Write out the listing below without alteration, omitting its pictures.

=== Given data ===

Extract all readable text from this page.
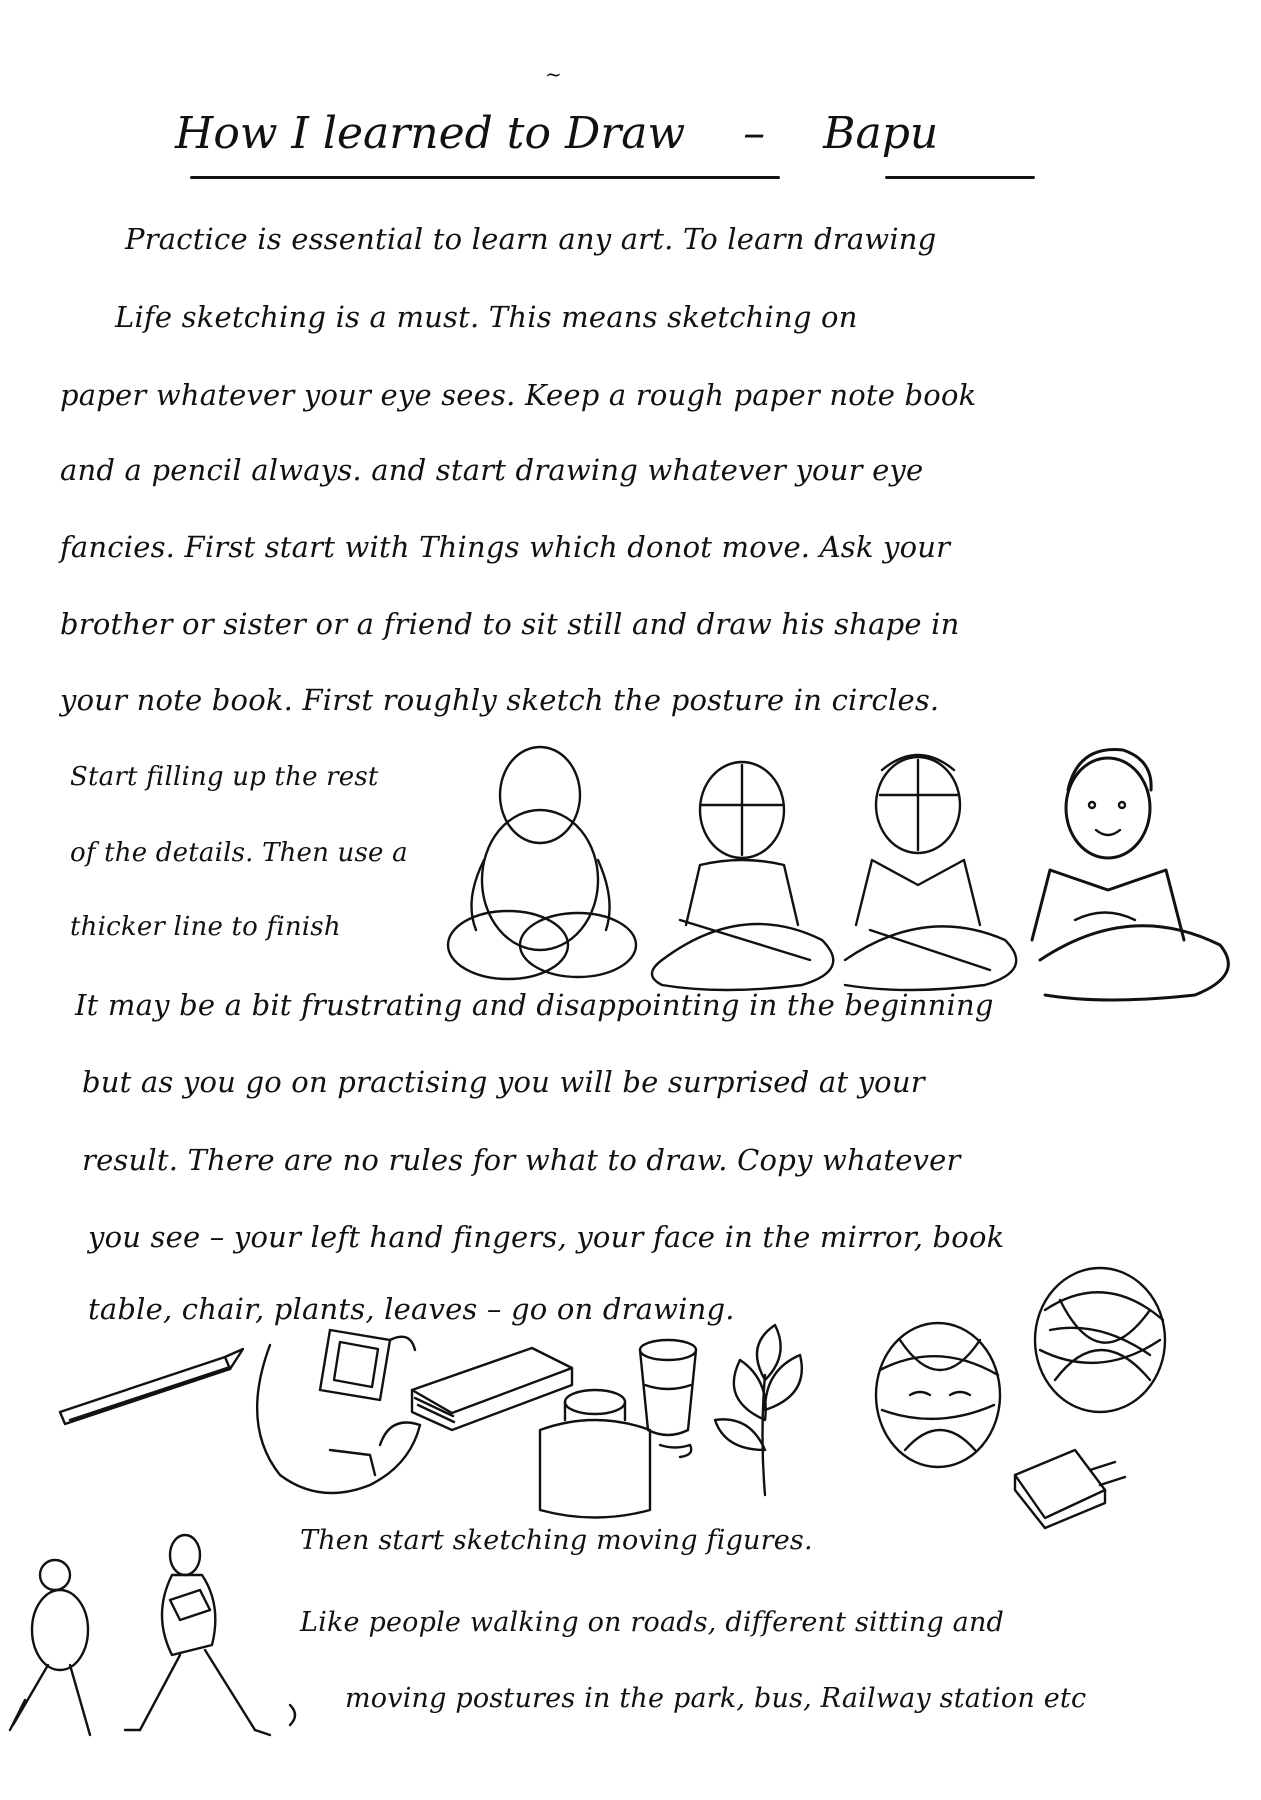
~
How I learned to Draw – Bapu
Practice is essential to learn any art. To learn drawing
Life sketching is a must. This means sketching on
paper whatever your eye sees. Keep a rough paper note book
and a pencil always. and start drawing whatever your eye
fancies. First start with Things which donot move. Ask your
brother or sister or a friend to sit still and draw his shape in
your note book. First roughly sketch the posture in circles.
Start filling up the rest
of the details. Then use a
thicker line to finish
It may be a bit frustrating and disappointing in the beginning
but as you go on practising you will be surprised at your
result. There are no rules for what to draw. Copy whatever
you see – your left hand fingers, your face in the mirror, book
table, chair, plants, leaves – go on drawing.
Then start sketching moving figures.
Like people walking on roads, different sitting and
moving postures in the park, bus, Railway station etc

===

Output below
Extract all readable text from this page.
~
How I learned to Draw – Bapu
Practice is essential to learn any art. To learn drawing
Life sketching is a must. This means sketching on
paper whatever your eye sees. Keep a rough paper note book
and a pencil always. and start drawing whatever your eye
fancies. First start with Things which donot move. Ask your
brother or sister or a friend to sit still and draw his shape in
your note book. First roughly sketch the posture in circles.
Start filling up the rest
of the details. Then use a
thicker line to finish
It may be a bit frustrating and disappointing in the beginning
but as you go on practising you will be surprised at your
result. There are no rules for what to draw. Copy whatever
you see – your left hand fingers, your face in the mirror, book
table, chair, plants, leaves – go on drawing.
Then start sketching moving figures.
Like people walking on roads, different sitting and
moving postures in the park, bus, Railway station etc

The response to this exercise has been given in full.